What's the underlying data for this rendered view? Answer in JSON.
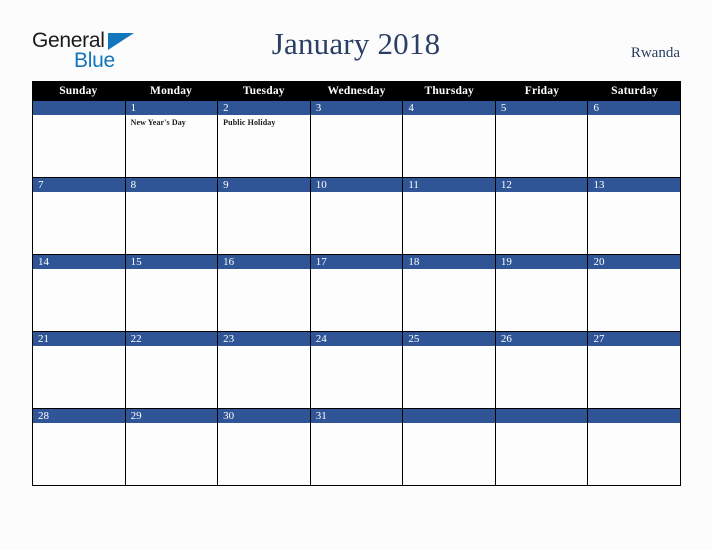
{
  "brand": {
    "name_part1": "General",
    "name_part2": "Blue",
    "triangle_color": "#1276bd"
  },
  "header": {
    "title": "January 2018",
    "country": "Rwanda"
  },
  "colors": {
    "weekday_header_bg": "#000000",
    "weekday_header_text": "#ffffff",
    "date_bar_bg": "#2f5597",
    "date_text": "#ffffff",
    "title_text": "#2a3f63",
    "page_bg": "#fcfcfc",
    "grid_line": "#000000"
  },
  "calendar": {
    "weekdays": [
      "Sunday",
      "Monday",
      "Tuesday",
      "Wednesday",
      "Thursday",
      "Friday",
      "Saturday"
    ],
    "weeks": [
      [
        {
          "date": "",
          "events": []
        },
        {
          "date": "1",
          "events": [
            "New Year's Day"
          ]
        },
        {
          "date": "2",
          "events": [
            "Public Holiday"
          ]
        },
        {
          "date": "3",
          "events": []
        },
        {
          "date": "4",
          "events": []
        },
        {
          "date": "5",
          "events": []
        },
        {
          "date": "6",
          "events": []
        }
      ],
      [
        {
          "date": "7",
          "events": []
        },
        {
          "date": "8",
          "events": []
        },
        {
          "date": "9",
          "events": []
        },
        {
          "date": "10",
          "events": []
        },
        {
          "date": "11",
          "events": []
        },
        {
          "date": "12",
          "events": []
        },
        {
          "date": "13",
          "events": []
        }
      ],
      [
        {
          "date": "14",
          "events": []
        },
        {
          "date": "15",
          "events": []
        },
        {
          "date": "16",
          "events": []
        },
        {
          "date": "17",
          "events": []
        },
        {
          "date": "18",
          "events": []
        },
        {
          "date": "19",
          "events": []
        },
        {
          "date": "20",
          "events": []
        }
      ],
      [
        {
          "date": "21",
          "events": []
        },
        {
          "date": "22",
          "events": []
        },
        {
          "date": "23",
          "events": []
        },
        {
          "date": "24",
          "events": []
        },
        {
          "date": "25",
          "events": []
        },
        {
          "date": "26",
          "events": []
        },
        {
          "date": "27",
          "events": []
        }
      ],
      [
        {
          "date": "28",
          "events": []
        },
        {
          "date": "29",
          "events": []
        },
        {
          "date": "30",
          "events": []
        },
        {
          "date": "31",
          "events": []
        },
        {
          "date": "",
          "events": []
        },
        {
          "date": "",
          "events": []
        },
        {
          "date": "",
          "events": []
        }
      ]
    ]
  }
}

- - -

- **Given task**
Please list every line of the records that contains "ffffff".

- **Task result**
    "weekday_header_text": "#ffffff",
    "date_text": "#ffffff",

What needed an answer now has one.